> _TO BE DONE_
Present each line of the entries below that holds the word "иммунный".

> _EXTRACTED MATERIAL_
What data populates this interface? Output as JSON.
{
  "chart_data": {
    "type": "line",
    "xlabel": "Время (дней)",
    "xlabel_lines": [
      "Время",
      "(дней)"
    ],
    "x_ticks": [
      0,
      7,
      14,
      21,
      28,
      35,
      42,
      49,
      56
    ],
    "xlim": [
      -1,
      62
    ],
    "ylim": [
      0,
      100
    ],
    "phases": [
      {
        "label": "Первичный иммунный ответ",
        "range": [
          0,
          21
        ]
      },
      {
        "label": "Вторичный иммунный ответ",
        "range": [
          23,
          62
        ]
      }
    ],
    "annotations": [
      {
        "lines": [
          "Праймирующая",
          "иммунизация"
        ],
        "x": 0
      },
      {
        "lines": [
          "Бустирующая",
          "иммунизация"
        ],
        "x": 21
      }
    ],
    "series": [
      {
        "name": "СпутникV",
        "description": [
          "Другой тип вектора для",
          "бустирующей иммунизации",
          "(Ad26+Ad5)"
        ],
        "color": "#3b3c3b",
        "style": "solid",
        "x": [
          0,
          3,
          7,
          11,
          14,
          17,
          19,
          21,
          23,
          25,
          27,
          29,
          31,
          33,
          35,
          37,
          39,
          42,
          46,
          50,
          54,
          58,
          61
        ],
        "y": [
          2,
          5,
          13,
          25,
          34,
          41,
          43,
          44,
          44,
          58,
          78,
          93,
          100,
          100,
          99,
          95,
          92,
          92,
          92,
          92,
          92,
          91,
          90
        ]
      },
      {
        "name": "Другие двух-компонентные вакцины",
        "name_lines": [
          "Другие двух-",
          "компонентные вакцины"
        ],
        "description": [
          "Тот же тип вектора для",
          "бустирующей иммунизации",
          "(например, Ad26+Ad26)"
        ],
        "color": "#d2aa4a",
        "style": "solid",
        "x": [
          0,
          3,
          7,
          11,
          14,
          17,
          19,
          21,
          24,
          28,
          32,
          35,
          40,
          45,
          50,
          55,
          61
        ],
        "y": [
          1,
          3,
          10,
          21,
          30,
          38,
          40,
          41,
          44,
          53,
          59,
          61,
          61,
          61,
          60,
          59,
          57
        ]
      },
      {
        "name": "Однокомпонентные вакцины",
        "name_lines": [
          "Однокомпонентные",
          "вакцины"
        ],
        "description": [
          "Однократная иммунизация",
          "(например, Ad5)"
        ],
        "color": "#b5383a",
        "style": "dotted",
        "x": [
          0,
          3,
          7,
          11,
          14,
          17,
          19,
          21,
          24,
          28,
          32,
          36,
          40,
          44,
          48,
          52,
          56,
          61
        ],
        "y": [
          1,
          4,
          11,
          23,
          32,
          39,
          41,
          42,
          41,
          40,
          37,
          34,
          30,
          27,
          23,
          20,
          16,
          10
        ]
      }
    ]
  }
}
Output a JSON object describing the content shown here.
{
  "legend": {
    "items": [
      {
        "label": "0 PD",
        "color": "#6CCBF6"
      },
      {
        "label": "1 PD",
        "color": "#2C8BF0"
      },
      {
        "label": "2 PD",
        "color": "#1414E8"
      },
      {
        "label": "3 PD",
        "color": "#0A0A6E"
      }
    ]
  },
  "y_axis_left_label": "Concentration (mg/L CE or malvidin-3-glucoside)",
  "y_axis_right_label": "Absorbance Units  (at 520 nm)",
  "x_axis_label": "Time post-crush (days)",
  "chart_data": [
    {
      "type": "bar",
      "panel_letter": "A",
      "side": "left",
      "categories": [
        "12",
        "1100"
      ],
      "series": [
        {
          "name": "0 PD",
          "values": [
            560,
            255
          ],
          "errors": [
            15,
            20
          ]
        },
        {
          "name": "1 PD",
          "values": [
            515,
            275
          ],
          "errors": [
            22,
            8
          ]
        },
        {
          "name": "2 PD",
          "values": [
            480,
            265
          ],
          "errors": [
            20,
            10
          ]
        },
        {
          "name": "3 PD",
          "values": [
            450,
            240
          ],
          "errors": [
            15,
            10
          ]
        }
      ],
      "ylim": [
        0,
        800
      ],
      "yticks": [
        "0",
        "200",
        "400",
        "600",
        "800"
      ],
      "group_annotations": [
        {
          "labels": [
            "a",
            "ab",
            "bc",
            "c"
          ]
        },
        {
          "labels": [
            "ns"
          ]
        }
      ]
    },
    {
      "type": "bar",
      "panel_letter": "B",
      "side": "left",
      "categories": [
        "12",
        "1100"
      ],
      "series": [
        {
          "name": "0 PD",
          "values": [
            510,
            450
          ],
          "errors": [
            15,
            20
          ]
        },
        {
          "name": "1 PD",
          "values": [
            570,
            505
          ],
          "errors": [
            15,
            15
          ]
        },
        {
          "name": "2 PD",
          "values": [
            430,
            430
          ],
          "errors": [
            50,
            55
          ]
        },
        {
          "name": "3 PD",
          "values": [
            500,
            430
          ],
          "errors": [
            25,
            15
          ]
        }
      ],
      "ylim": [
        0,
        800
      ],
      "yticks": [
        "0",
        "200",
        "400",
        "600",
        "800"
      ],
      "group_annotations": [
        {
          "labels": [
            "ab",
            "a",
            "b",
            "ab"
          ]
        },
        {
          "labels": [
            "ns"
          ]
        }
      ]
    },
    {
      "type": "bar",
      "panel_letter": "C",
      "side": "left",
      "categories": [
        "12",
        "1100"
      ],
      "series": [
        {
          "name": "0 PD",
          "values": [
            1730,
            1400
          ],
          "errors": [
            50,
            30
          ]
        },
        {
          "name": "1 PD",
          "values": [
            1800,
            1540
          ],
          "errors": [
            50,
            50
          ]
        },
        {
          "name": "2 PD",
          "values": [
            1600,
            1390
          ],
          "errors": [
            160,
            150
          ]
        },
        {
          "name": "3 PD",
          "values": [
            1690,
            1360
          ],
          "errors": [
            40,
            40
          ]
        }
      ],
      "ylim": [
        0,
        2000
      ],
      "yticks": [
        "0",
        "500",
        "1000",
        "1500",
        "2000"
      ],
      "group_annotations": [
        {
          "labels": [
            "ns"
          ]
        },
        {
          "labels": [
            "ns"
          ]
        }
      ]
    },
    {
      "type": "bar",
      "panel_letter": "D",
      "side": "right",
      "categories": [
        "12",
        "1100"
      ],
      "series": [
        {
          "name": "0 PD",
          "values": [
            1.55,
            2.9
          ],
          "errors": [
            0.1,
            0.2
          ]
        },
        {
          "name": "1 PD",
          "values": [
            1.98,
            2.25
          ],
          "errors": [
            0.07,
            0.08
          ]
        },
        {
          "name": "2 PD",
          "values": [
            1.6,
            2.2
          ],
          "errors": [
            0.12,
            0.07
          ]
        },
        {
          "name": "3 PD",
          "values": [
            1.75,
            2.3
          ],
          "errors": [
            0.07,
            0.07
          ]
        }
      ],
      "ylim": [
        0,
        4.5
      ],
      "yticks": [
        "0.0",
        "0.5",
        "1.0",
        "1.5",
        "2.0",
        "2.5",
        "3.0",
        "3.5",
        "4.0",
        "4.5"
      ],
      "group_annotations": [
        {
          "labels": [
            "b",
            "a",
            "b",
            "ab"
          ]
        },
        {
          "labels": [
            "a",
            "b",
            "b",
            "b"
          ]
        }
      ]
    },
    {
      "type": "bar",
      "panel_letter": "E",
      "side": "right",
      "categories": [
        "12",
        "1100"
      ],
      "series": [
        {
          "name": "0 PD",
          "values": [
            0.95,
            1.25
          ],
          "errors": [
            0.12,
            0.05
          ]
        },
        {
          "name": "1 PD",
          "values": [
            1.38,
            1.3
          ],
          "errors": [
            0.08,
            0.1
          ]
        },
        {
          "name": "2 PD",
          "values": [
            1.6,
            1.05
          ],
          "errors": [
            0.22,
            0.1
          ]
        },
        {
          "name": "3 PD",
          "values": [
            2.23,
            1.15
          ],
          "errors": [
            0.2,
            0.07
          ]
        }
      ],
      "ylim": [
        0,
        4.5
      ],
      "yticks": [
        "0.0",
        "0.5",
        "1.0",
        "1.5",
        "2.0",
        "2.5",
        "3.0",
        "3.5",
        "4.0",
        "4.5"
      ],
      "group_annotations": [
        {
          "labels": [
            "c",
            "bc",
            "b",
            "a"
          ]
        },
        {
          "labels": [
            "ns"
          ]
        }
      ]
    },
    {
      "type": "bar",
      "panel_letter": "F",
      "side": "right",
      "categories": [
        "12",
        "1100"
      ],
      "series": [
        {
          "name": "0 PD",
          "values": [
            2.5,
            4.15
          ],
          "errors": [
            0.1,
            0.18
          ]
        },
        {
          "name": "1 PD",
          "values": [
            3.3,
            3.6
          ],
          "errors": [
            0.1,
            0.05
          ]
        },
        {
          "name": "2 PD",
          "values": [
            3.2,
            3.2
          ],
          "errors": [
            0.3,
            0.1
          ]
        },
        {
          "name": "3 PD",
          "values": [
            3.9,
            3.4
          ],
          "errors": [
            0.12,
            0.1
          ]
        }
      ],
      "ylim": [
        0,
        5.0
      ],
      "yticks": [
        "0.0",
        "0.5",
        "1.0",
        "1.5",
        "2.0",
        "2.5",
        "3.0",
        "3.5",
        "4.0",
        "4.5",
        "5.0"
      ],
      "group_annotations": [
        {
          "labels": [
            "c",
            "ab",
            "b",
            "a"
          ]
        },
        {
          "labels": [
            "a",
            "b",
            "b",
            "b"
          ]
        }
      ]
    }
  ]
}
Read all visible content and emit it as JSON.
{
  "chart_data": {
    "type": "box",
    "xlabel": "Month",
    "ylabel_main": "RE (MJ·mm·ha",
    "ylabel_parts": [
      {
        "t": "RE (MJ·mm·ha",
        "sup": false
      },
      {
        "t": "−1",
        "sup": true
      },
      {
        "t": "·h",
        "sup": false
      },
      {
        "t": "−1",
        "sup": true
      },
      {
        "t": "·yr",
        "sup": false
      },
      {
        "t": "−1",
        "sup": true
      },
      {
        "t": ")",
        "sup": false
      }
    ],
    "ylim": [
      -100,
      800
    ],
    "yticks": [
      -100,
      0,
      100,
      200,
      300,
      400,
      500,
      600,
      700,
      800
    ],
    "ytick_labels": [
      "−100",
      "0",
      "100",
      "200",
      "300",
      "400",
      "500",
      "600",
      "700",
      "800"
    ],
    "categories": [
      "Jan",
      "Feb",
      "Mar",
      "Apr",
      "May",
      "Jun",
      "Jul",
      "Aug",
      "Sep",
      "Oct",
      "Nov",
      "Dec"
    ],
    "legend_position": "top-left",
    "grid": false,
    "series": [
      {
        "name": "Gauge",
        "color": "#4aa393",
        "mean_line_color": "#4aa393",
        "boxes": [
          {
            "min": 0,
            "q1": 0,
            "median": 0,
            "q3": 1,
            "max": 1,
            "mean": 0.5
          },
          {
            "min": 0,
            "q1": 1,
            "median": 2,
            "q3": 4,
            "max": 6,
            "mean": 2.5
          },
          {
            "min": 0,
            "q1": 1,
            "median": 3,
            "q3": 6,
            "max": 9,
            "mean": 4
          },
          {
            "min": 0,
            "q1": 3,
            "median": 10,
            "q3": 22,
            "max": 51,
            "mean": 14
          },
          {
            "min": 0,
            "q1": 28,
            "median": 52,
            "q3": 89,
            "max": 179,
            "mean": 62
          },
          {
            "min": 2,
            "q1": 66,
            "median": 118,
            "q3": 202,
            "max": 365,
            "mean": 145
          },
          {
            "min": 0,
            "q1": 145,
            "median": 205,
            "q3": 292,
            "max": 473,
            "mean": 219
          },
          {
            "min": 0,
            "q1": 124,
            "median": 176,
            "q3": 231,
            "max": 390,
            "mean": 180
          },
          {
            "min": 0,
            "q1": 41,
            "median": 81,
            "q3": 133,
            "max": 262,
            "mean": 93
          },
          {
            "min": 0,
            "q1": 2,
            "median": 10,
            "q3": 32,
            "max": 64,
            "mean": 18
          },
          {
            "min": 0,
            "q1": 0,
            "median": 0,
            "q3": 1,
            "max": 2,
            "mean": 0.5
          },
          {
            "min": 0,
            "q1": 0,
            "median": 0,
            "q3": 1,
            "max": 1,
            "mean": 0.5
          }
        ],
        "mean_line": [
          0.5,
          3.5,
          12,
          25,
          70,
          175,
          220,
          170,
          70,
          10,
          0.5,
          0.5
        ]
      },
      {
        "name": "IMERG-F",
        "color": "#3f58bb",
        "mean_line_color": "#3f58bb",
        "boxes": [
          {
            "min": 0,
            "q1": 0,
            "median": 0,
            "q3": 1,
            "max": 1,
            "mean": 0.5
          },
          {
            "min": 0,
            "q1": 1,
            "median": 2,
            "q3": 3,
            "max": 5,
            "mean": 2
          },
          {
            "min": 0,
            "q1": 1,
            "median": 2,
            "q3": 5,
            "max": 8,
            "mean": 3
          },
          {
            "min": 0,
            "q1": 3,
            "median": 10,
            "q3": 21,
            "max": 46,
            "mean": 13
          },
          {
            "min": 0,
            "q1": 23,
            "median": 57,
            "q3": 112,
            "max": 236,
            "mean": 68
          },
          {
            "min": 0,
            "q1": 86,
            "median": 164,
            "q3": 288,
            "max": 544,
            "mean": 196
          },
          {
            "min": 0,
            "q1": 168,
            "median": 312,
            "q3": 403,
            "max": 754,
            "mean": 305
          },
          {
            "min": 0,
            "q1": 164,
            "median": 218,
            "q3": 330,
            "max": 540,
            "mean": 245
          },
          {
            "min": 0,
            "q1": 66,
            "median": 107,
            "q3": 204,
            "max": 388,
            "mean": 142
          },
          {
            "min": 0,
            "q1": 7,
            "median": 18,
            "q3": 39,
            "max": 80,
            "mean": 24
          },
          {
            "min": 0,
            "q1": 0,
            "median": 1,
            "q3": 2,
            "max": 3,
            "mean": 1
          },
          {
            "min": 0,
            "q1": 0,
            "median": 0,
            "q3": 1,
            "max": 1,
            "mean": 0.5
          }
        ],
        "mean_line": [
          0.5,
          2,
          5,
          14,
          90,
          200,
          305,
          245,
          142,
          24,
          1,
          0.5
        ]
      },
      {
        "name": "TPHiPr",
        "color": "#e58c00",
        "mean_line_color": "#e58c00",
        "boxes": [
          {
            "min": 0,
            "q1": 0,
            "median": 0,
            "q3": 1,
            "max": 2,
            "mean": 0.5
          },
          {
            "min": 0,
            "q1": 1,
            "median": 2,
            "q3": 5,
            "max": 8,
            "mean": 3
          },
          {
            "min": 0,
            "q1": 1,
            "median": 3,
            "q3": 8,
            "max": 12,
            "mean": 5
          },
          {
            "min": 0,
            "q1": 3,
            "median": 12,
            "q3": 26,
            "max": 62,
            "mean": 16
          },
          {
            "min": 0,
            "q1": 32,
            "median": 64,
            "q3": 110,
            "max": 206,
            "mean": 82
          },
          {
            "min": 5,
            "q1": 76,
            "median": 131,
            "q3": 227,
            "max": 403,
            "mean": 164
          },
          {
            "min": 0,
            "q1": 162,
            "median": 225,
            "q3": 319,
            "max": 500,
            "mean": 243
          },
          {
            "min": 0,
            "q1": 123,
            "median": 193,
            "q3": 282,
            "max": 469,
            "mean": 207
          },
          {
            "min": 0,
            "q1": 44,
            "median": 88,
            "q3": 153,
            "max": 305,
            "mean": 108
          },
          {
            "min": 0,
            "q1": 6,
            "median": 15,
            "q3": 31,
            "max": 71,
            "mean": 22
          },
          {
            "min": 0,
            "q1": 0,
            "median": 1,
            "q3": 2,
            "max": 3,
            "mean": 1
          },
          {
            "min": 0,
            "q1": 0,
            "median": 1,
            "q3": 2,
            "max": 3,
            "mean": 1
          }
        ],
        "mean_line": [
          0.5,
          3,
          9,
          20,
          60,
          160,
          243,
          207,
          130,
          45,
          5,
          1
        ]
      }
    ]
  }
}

> _RESULT_
        "label": "Первичный иммунный ответ",
        "label": "Вторичный иммунный ответ",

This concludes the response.